** BEGIN **

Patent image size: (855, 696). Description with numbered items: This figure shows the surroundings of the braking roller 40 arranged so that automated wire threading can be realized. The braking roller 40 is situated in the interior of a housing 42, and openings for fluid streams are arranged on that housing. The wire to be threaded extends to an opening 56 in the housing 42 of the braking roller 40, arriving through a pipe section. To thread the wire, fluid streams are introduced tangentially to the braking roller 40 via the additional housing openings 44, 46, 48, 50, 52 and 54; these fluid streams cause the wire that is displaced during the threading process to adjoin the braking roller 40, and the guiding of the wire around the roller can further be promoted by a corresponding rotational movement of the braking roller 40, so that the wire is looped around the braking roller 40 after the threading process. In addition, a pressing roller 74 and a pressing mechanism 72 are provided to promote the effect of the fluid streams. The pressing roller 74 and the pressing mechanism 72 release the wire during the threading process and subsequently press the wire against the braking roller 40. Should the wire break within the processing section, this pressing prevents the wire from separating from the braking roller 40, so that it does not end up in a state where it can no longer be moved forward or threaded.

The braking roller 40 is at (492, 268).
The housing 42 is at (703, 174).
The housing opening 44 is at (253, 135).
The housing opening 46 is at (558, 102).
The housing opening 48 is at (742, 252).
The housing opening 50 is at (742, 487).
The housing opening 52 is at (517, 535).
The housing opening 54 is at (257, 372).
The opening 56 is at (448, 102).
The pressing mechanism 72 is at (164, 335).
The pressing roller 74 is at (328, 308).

** END **

◆ INSTRUCTIONS TO FOLLOW ◆
Reproduce the listing above, substituting "vicinity" for "surroundings" and leaving everything else as it is.

◆ TASK ANSWER ◆
Patent image size: (855, 696). Description with numbered items: This figure shows the vicinity of the braking roller 40 arranged so that automated wire threading can be realized. The braking roller 40 is situated in the interior of a housing 42, and openings for fluid streams are arranged on that housing. The wire to be threaded extends to an opening 56 in the housing 42 of the braking roller 40, arriving through a pipe section. To thread the wire, fluid streams are introduced tangentially to the braking roller 40 via the additional housing openings 44, 46, 48, 50, 52 and 54; these fluid streams cause the wire that is displaced during the threading process to adjoin the braking roller 40, and the guiding of the wire around the roller can further be promoted by a corresponding rotational movement of the braking roller 40, so that the wire is looped around the braking roller 40 after the threading process. In addition, a pressing roller 74 and a pressing mechanism 72 are provided to promote the effect of the fluid streams. The pressing roller 74 and the pressing mechanism 72 release the wire during the threading process and subsequently press the wire against the braking roller 40. Should the wire break within the processing section, this pressing prevents the wire from separating from the braking roller 40, so that it does not end up in a state where it can no longer be moved forward or threaded.

The braking roller 40 is at (492, 268).
The housing 42 is at (703, 174).
The housing opening 44 is at (253, 135).
The housing opening 46 is at (558, 102).
The housing opening 48 is at (742, 252).
The housing opening 50 is at (742, 487).
The housing opening 52 is at (517, 535).
The housing opening 54 is at (257, 372).
The opening 56 is at (448, 102).
The pressing mechanism 72 is at (164, 335).
The pressing roller 74 is at (328, 308).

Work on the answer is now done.